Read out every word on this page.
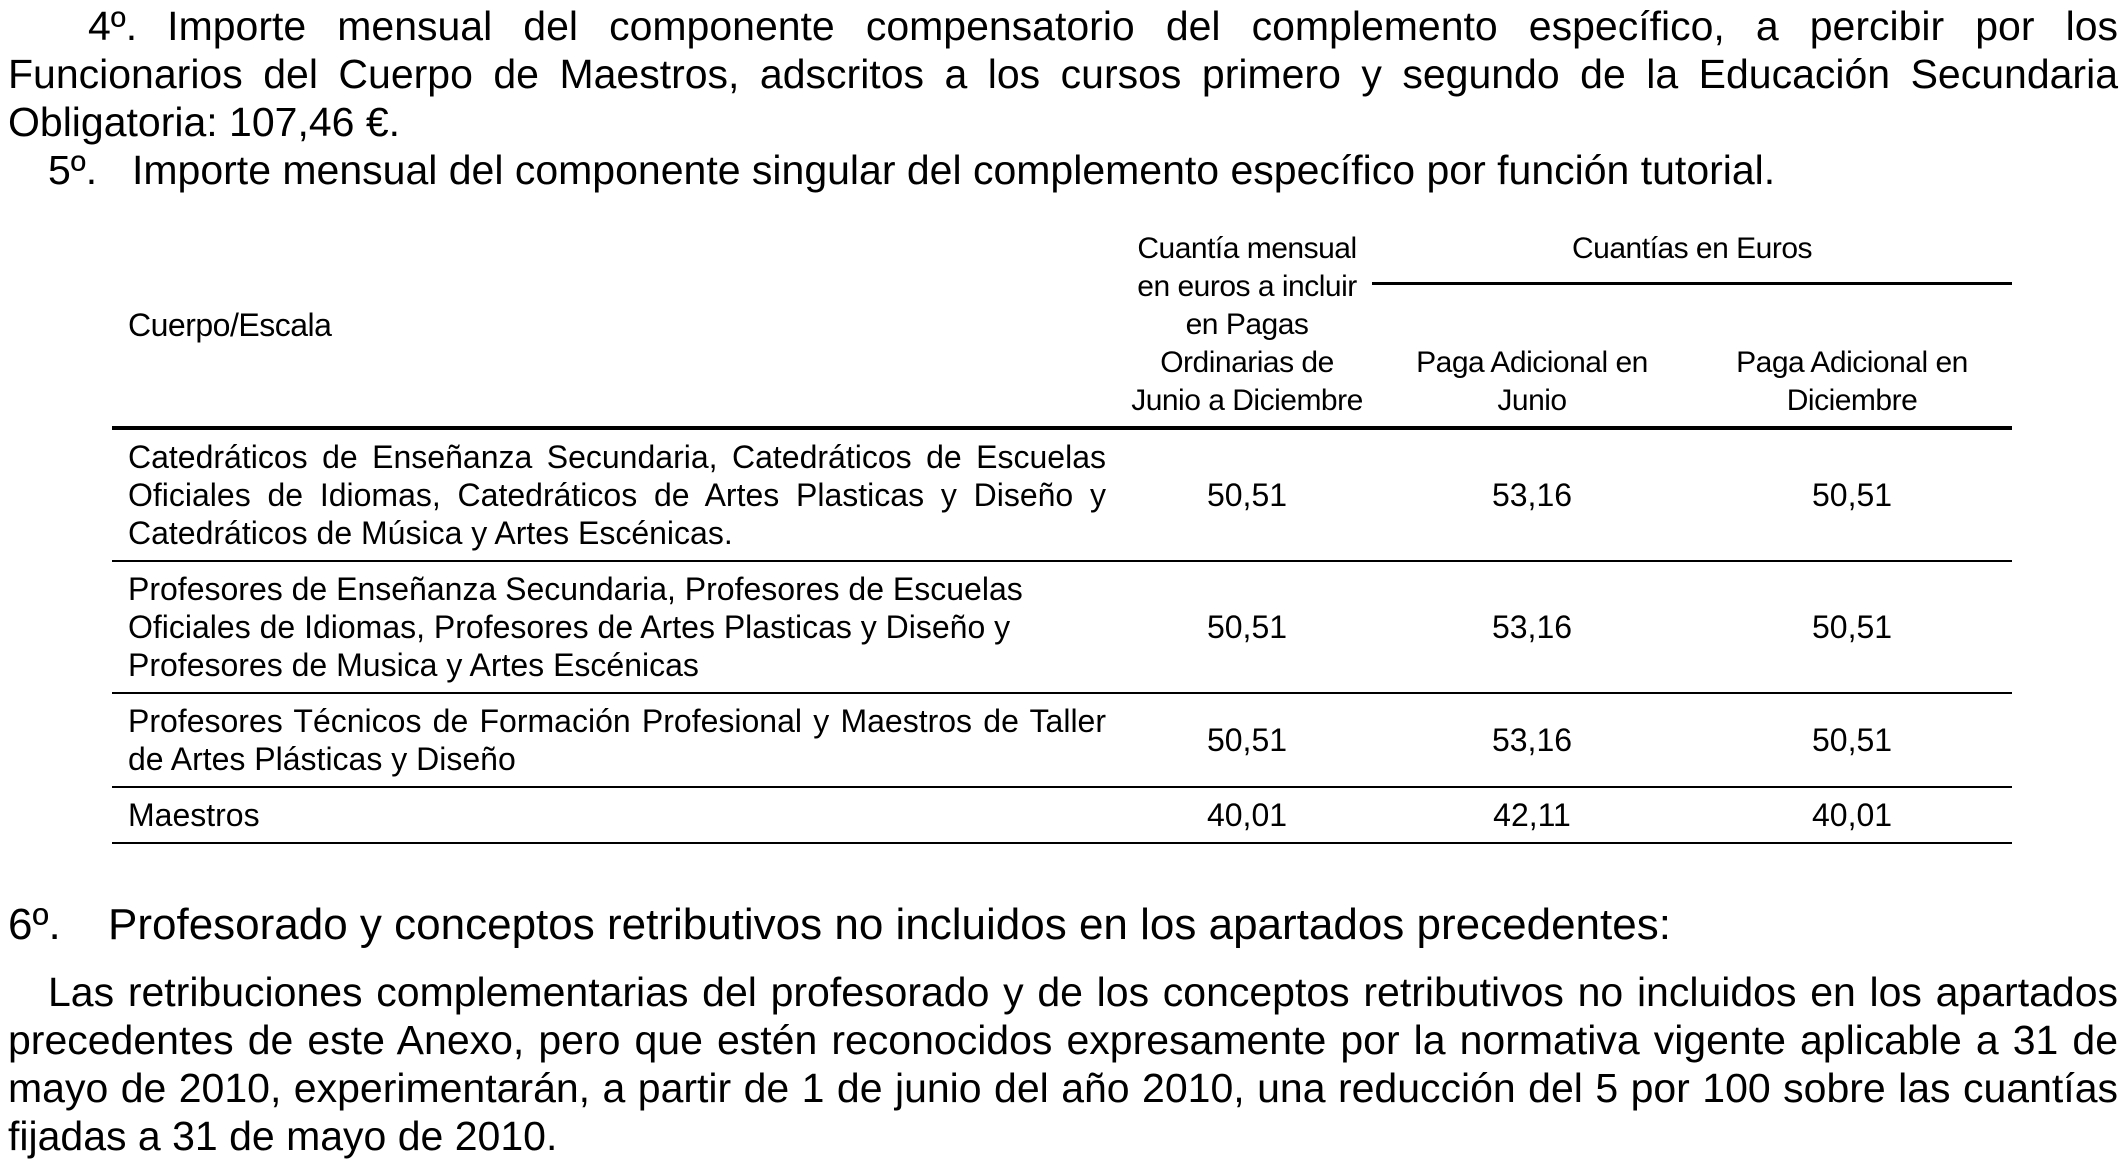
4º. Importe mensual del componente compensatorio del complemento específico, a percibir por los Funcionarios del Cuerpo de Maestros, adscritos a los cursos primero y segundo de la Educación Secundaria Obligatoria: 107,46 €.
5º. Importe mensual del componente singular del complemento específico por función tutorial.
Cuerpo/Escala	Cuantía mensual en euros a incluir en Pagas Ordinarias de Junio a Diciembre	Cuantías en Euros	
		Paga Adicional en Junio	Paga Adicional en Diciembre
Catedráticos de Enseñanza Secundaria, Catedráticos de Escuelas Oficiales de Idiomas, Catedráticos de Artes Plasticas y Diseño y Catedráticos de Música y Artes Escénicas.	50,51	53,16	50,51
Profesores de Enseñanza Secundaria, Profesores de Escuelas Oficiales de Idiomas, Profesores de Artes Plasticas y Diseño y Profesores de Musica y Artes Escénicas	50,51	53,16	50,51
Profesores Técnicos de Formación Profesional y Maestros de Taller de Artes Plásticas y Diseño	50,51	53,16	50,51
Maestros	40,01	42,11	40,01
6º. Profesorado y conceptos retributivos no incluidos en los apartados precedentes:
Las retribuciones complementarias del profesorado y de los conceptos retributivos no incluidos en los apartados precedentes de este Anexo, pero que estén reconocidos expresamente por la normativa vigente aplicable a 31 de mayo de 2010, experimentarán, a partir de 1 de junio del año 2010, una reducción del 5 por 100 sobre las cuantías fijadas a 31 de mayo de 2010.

-- -- --

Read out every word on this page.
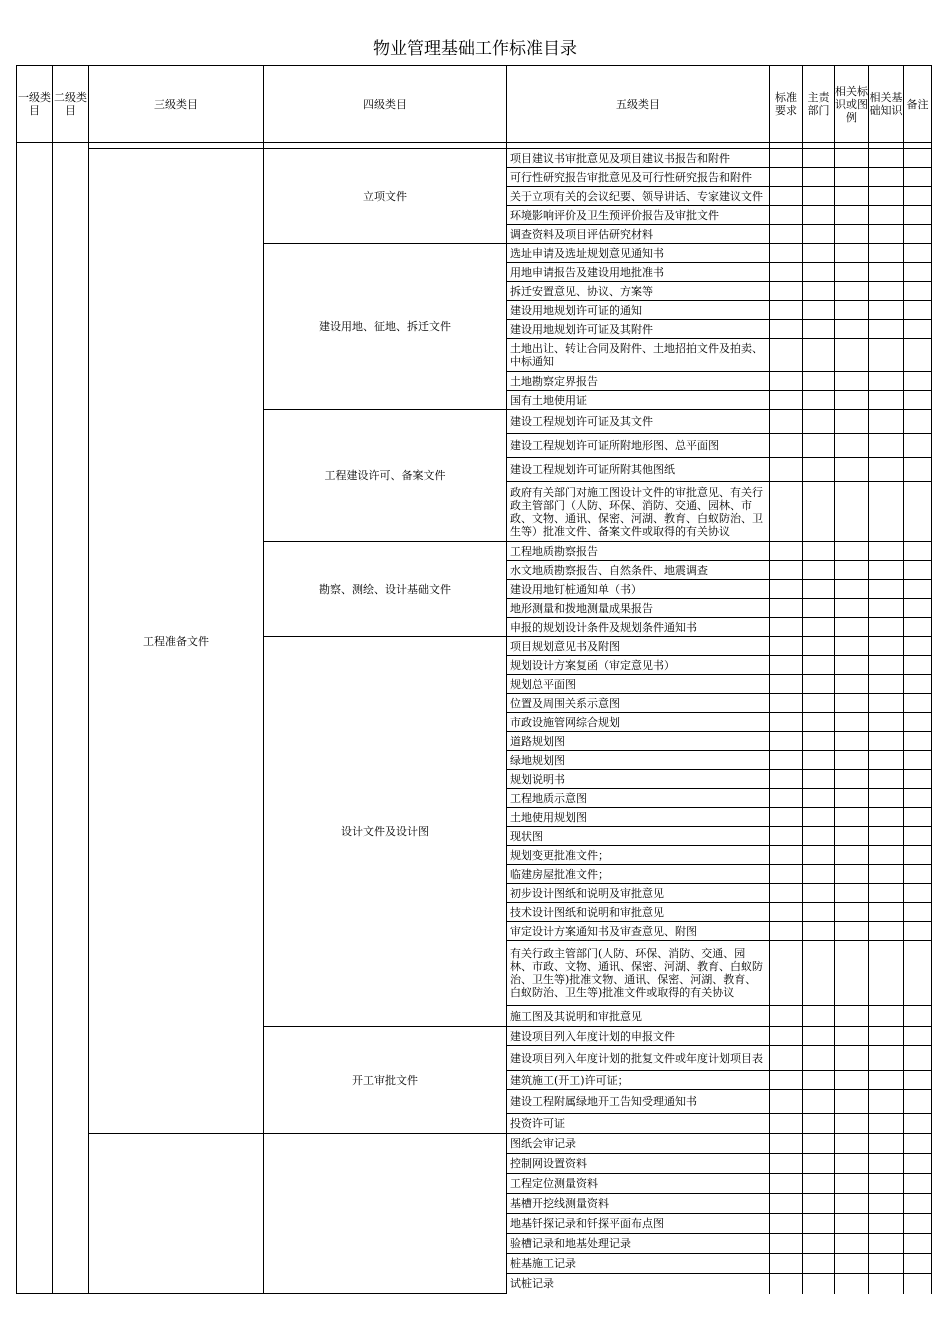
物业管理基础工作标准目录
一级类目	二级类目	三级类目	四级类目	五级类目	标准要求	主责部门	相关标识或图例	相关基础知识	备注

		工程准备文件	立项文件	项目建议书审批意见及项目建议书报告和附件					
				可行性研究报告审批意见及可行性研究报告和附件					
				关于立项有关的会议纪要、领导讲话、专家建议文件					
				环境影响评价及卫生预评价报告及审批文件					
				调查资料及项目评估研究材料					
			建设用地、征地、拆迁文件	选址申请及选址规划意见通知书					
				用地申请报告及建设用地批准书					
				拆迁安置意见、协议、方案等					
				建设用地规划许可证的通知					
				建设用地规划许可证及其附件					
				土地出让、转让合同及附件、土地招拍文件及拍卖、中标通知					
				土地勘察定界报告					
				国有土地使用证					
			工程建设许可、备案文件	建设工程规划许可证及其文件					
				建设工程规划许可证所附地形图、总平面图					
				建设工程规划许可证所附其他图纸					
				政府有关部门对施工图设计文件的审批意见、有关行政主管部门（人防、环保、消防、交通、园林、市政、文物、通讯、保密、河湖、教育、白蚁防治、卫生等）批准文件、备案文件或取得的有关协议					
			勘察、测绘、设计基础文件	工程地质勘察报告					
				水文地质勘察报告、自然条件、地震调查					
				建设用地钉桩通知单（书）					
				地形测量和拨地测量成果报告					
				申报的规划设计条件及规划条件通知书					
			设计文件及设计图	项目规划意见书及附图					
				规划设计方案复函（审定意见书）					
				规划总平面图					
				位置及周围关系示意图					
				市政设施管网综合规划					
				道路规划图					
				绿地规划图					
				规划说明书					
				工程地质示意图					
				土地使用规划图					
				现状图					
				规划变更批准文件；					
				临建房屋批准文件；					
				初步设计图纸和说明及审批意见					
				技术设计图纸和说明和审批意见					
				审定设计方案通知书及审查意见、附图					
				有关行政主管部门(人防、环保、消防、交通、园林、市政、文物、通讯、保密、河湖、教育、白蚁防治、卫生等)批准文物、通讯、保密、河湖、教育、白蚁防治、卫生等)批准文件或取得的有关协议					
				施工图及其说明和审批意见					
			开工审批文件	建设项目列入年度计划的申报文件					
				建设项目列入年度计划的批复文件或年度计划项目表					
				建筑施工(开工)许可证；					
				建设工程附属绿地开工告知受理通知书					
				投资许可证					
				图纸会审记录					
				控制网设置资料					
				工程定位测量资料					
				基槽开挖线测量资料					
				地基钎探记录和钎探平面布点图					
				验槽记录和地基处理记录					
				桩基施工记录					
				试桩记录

-- -- --

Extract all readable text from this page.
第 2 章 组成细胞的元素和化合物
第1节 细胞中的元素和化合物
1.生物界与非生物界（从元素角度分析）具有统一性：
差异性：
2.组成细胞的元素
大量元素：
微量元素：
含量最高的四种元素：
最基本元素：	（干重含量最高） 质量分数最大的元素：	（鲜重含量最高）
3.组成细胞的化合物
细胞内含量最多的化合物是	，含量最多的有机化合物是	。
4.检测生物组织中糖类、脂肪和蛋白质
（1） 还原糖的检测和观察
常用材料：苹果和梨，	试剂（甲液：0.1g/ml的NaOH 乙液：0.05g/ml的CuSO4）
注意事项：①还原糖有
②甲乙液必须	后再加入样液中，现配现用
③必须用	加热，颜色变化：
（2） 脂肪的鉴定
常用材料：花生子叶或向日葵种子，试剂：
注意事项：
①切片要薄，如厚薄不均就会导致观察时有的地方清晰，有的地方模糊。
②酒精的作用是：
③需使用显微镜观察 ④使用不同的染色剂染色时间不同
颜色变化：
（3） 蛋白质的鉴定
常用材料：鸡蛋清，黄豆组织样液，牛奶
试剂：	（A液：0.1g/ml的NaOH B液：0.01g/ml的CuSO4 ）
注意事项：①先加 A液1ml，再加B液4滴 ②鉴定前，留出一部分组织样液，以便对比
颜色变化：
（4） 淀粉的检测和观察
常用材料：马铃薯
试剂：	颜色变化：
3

-- -- --

### Your task
Pick out all lines from the data above in which the word "ml的NaOH" appears.

### Solution below
常用材料：苹果和梨，	试剂（甲液：0.1g/ml的NaOH 乙液：0.05g/ml的CuSO4）
试剂：	（A液：0.1g/ml的NaOH B液：0.01g/ml的CuSO4 ）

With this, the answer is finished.